→ Given request
Go through the data below and gather each line containing "time".

→ Dataset records
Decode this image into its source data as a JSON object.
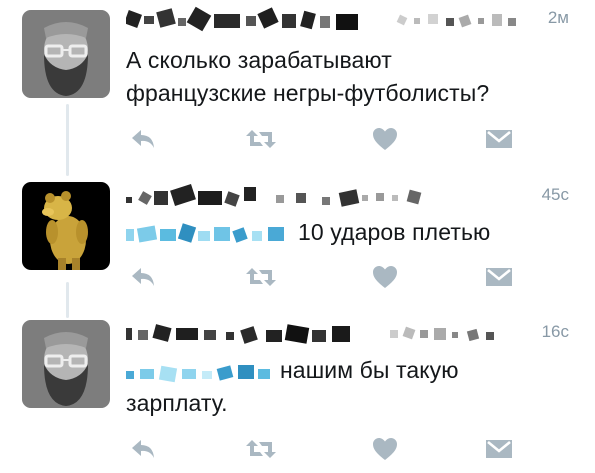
{
  "tweets": [
    {
      "time": "2м",
      "text_lines": [
        "А сколько зарабатывают",
        "французские негры-футболисты?"
      ],
      "avatar": "bearded-man-with-glasses"
    },
    {
      "time": "45с",
      "text": "10 ударов плетью",
      "avatar": "yellow-bear-figurine"
    },
    {
      "time": "16с",
      "text_lines": [
        "нашим бы такую",
        "зарплату."
      ],
      "avatar": "bearded-man-with-glasses"
    }
  ],
  "action_icons": [
    "reply-icon",
    "retweet-icon",
    "like-heart-icon",
    "direct-message-icon"
  ],
  "colors": {
    "icon": "#aab8c2",
    "time": "#8899a6",
    "text": "#14171a",
    "thread_line": "#e1e8ed",
    "mention_redacted": "#8fd4ee"
  }
}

→ Result below
      "time": "2м",
      "time": "45с",
      "time": "16с",
    "time": "#8899a6",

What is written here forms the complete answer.